TASK BRIEF
What follows is a set of records, each of which is to be written out exactly.

____

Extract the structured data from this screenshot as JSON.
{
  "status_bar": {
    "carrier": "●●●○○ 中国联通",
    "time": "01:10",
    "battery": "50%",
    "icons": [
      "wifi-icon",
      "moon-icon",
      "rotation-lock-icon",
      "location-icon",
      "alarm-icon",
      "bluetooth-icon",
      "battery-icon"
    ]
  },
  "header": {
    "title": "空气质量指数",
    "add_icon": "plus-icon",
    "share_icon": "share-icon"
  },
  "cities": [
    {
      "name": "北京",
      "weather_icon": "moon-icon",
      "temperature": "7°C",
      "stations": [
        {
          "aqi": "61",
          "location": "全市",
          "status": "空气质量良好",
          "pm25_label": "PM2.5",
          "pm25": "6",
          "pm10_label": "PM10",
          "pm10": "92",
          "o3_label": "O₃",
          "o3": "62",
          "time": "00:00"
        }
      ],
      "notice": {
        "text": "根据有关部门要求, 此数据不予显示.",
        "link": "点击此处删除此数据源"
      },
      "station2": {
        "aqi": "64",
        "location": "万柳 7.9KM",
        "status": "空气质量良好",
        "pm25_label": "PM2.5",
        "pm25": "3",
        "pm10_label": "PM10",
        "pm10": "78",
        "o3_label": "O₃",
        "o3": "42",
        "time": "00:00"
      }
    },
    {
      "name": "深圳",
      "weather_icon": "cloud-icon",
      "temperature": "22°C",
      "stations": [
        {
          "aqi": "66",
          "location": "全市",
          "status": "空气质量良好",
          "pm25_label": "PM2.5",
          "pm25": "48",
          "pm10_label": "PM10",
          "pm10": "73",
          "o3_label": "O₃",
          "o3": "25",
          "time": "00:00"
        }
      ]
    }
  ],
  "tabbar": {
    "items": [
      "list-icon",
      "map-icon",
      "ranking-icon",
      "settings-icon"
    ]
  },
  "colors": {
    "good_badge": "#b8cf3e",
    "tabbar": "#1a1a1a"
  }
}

____

ANSWER
Extract the structured data from this screenshot as JSON.
{
  "status_bar": {
    "carrier": "●●●○○ 中国联通",
    "time": "01:10",
    "battery": "50%",
    "icons": [
      "wifi-icon",
      "moon-icon",
      "rotation-lock-icon",
      "location-icon",
      "alarm-icon",
      "bluetooth-icon",
      "battery-icon"
    ]
  },
  "header": {
    "title": "空气质量指数",
    "add_icon": "plus-icon",
    "share_icon": "share-icon"
  },
  "cities": [
    {
      "name": "北京",
      "weather_icon": "moon-icon",
      "temperature": "7°C",
      "stations": [
        {
          "aqi": "61",
          "location": "全市",
          "status": "空气质量良好",
          "pm25_label": "PM2.5",
          "pm25": "6",
          "pm10_label": "PM10",
          "pm10": "92",
          "o3_label": "O₃",
          "o3": "62",
          "time": "00:00"
        }
      ],
      "notice": {
        "text": "根据有关部门要求, 此数据不予显示.",
        "link": "点击此处删除此数据源"
      },
      "station2": {
        "aqi": "64",
        "location": "万柳 7.9KM",
        "status": "空气质量良好",
        "pm25_label": "PM2.5",
        "pm25": "3",
        "pm10_label": "PM10",
        "pm10": "78",
        "o3_label": "O₃",
        "o3": "42",
        "time": "00:00"
      }
    },
    {
      "name": "深圳",
      "weather_icon": "cloud-icon",
      "temperature": "22°C",
      "stations": [
        {
          "aqi": "66",
          "location": "全市",
          "status": "空气质量良好",
          "pm25_label": "PM2.5",
          "pm25": "48",
          "pm10_label": "PM10",
          "pm10": "73",
          "o3_label": "O₃",
          "o3": "25",
          "time": "00:00"
        }
      ]
    }
  ],
  "tabbar": {
    "items": [
      "list-icon",
      "map-icon",
      "ranking-icon",
      "settings-icon"
    ]
  },
  "colors": {
    "good_badge": "#b8cf3e",
    "tabbar": "#1a1a1a"
  }
}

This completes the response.